* BEGIN *

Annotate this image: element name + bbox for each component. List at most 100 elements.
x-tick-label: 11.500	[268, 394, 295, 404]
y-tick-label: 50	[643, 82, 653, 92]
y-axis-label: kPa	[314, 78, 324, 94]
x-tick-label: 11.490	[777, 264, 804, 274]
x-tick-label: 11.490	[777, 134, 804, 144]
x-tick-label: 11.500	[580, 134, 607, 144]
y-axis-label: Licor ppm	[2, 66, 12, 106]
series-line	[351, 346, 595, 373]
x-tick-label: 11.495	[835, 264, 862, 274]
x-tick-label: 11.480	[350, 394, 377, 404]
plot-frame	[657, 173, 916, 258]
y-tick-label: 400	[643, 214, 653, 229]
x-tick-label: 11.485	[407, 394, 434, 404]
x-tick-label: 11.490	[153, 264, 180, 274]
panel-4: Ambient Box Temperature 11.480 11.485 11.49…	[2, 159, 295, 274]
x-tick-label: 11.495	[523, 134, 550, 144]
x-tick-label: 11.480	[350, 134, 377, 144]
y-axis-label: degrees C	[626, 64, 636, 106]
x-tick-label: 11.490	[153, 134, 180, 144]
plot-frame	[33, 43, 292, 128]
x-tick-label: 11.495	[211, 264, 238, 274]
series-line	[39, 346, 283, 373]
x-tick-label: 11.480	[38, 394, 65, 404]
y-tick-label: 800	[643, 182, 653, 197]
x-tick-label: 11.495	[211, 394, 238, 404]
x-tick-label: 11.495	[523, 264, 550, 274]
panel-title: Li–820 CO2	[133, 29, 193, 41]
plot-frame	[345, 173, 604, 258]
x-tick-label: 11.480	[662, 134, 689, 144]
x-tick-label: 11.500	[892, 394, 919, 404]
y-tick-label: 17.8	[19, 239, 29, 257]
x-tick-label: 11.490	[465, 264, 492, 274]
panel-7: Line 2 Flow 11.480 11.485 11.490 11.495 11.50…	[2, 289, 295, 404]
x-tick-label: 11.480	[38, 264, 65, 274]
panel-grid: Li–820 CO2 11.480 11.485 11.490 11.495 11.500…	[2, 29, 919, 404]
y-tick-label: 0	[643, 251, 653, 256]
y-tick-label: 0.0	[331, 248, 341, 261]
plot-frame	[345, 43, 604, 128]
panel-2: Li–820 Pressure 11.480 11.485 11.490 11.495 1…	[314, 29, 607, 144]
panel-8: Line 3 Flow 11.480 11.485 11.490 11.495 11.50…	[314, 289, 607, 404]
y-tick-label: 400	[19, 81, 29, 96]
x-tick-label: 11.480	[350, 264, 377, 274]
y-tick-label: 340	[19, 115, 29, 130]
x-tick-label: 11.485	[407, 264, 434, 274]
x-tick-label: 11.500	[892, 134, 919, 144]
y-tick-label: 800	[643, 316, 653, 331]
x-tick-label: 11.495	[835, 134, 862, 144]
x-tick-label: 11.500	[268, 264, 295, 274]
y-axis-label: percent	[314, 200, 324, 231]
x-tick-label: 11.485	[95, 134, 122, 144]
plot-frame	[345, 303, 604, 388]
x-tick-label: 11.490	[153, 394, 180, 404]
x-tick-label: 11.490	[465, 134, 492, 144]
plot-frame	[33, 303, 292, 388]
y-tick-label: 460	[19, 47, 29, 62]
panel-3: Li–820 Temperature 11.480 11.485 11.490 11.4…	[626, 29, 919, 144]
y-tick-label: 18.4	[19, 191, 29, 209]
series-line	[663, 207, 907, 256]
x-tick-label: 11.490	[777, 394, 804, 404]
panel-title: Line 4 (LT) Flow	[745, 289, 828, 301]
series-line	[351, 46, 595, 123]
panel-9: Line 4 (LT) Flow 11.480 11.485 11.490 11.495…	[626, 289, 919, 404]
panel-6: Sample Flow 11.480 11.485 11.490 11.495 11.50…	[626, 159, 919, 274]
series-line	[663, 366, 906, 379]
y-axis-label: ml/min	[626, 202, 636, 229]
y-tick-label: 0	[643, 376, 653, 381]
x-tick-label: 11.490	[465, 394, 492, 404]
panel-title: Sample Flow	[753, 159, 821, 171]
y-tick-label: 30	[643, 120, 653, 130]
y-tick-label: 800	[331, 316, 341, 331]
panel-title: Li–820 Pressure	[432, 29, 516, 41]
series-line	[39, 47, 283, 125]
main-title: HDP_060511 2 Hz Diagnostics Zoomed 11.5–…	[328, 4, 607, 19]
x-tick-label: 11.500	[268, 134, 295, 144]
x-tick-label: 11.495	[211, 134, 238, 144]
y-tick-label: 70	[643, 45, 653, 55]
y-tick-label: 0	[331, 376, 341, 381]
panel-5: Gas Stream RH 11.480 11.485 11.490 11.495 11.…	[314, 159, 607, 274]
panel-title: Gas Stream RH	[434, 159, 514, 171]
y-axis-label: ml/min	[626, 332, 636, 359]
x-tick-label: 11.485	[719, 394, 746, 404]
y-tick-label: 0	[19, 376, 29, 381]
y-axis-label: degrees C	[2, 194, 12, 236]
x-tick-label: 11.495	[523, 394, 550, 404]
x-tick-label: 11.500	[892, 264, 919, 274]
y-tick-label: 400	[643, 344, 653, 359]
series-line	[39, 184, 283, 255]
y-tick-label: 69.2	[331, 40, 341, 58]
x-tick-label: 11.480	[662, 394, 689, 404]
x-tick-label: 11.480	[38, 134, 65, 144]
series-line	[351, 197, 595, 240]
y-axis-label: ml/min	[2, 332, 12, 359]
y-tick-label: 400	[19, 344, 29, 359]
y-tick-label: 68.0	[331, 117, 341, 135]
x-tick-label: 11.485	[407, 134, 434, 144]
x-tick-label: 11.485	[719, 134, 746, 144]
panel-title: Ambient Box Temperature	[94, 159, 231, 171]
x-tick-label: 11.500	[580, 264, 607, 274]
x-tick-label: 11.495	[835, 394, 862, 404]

* END *

Please copy out the items above, changing every "plot-frame" to "plot-box" and leaving everything else as it is.

Annotate this image: element name + bbox for each component. List at most 100 elements.
x-tick-label: 11.500	[268, 394, 295, 404]
y-tick-label: 50	[643, 82, 653, 92]
y-axis-label: kPa	[314, 78, 324, 94]
x-tick-label: 11.490	[777, 264, 804, 274]
x-tick-label: 11.490	[777, 134, 804, 144]
x-tick-label: 11.500	[580, 134, 607, 144]
y-axis-label: Licor ppm	[2, 66, 12, 106]
series-line	[351, 346, 595, 373]
x-tick-label: 11.495	[835, 264, 862, 274]
x-tick-label: 11.480	[350, 394, 377, 404]
plot-box	[657, 173, 916, 258]
y-tick-label: 400	[643, 214, 653, 229]
x-tick-label: 11.485	[407, 394, 434, 404]
x-tick-label: 11.490	[153, 264, 180, 274]
panel-4: Ambient Box Temperature 11.480 11.485 11.49…	[2, 159, 295, 274]
x-tick-label: 11.495	[523, 134, 550, 144]
x-tick-label: 11.480	[350, 134, 377, 144]
y-axis-label: degrees C	[626, 64, 636, 106]
x-tick-label: 11.490	[153, 134, 180, 144]
plot-box	[33, 43, 292, 128]
x-tick-label: 11.495	[211, 264, 238, 274]
series-line	[39, 346, 283, 373]
x-tick-label: 11.480	[38, 394, 65, 404]
y-tick-label: 800	[643, 182, 653, 197]
x-tick-label: 11.495	[211, 394, 238, 404]
x-tick-label: 11.495	[523, 264, 550, 274]
panel-title: Li–820 CO2	[133, 29, 193, 41]
plot-box	[345, 173, 604, 258]
x-tick-label: 11.480	[662, 134, 689, 144]
x-tick-label: 11.500	[892, 394, 919, 404]
y-tick-label: 17.8	[19, 239, 29, 257]
x-tick-label: 11.490	[465, 264, 492, 274]
panel-7: Line 2 Flow 11.480 11.485 11.490 11.495 11.50…	[2, 289, 295, 404]
x-tick-label: 11.480	[38, 264, 65, 274]
panel-grid: Li–820 CO2 11.480 11.485 11.490 11.495 11.500…	[2, 29, 919, 404]
y-tick-label: 0	[643, 251, 653, 256]
y-tick-label: 0.0	[331, 248, 341, 261]
plot-box	[345, 43, 604, 128]
panel-2: Li–820 Pressure 11.480 11.485 11.490 11.495 1…	[314, 29, 607, 144]
panel-8: Line 3 Flow 11.480 11.485 11.490 11.495 11.50…	[314, 289, 607, 404]
y-tick-label: 400	[19, 81, 29, 96]
x-tick-label: 11.480	[350, 264, 377, 274]
y-tick-label: 340	[19, 115, 29, 130]
x-tick-label: 11.485	[407, 264, 434, 274]
x-tick-label: 11.500	[892, 134, 919, 144]
y-tick-label: 800	[643, 316, 653, 331]
x-tick-label: 11.495	[835, 134, 862, 144]
x-tick-label: 11.500	[268, 264, 295, 274]
y-axis-label: percent	[314, 200, 324, 231]
x-tick-label: 11.485	[95, 134, 122, 144]
plot-box	[345, 303, 604, 388]
x-tick-label: 11.490	[153, 394, 180, 404]
x-tick-label: 11.490	[465, 134, 492, 144]
plot-box	[33, 303, 292, 388]
y-tick-label: 460	[19, 47, 29, 62]
panel-3: Li–820 Temperature 11.480 11.485 11.490 11.4…	[626, 29, 919, 144]
y-tick-label: 18.4	[19, 191, 29, 209]
series-line	[663, 207, 907, 256]
x-tick-label: 11.490	[777, 394, 804, 404]
panel-title: Line 4 (LT) Flow	[745, 289, 828, 301]
series-line	[351, 46, 595, 123]
panel-9: Line 4 (LT) Flow 11.480 11.485 11.490 11.495…	[626, 289, 919, 404]
panel-6: Sample Flow 11.480 11.485 11.490 11.495 11.50…	[626, 159, 919, 274]
series-line	[663, 366, 906, 379]
y-axis-label: ml/min	[626, 202, 636, 229]
y-tick-label: 0	[643, 376, 653, 381]
x-tick-label: 11.490	[465, 394, 492, 404]
panel-title: Sample Flow	[753, 159, 821, 171]
y-tick-label: 30	[643, 120, 653, 130]
y-tick-label: 800	[331, 316, 341, 331]
panel-title: Li–820 Pressure	[432, 29, 516, 41]
series-line	[39, 47, 283, 125]
main-title: HDP_060511 2 Hz Diagnostics Zoomed 11.5–…	[328, 4, 607, 19]
x-tick-label: 11.500	[268, 134, 295, 144]
x-tick-label: 11.495	[211, 134, 238, 144]
y-tick-label: 70	[643, 45, 653, 55]
y-tick-label: 0	[331, 376, 341, 381]
panel-5: Gas Stream RH 11.480 11.485 11.490 11.495 11.…	[314, 159, 607, 274]
panel-title: Gas Stream RH	[434, 159, 514, 171]
y-axis-label: ml/min	[626, 332, 636, 359]
x-tick-label: 11.485	[719, 394, 746, 404]
y-tick-label: 0	[19, 376, 29, 381]
y-axis-label: degrees C	[2, 194, 12, 236]
x-tick-label: 11.495	[523, 394, 550, 404]
x-tick-label: 11.500	[892, 264, 919, 274]
y-tick-label: 400	[643, 344, 653, 359]
series-line	[39, 184, 283, 255]
y-tick-label: 69.2	[331, 40, 341, 58]
x-tick-label: 11.480	[662, 394, 689, 404]
x-tick-label: 11.480	[38, 134, 65, 144]
series-line	[351, 197, 595, 240]
y-axis-label: ml/min	[2, 332, 12, 359]
y-tick-label: 400	[19, 344, 29, 359]
y-tick-label: 68.0	[331, 117, 341, 135]
x-tick-label: 11.485	[407, 134, 434, 144]
x-tick-label: 11.485	[719, 134, 746, 144]
panel-title: Ambient Box Temperature	[94, 159, 231, 171]
x-tick-label: 11.500	[580, 264, 607, 274]
x-tick-label: 11.495	[835, 394, 862, 404]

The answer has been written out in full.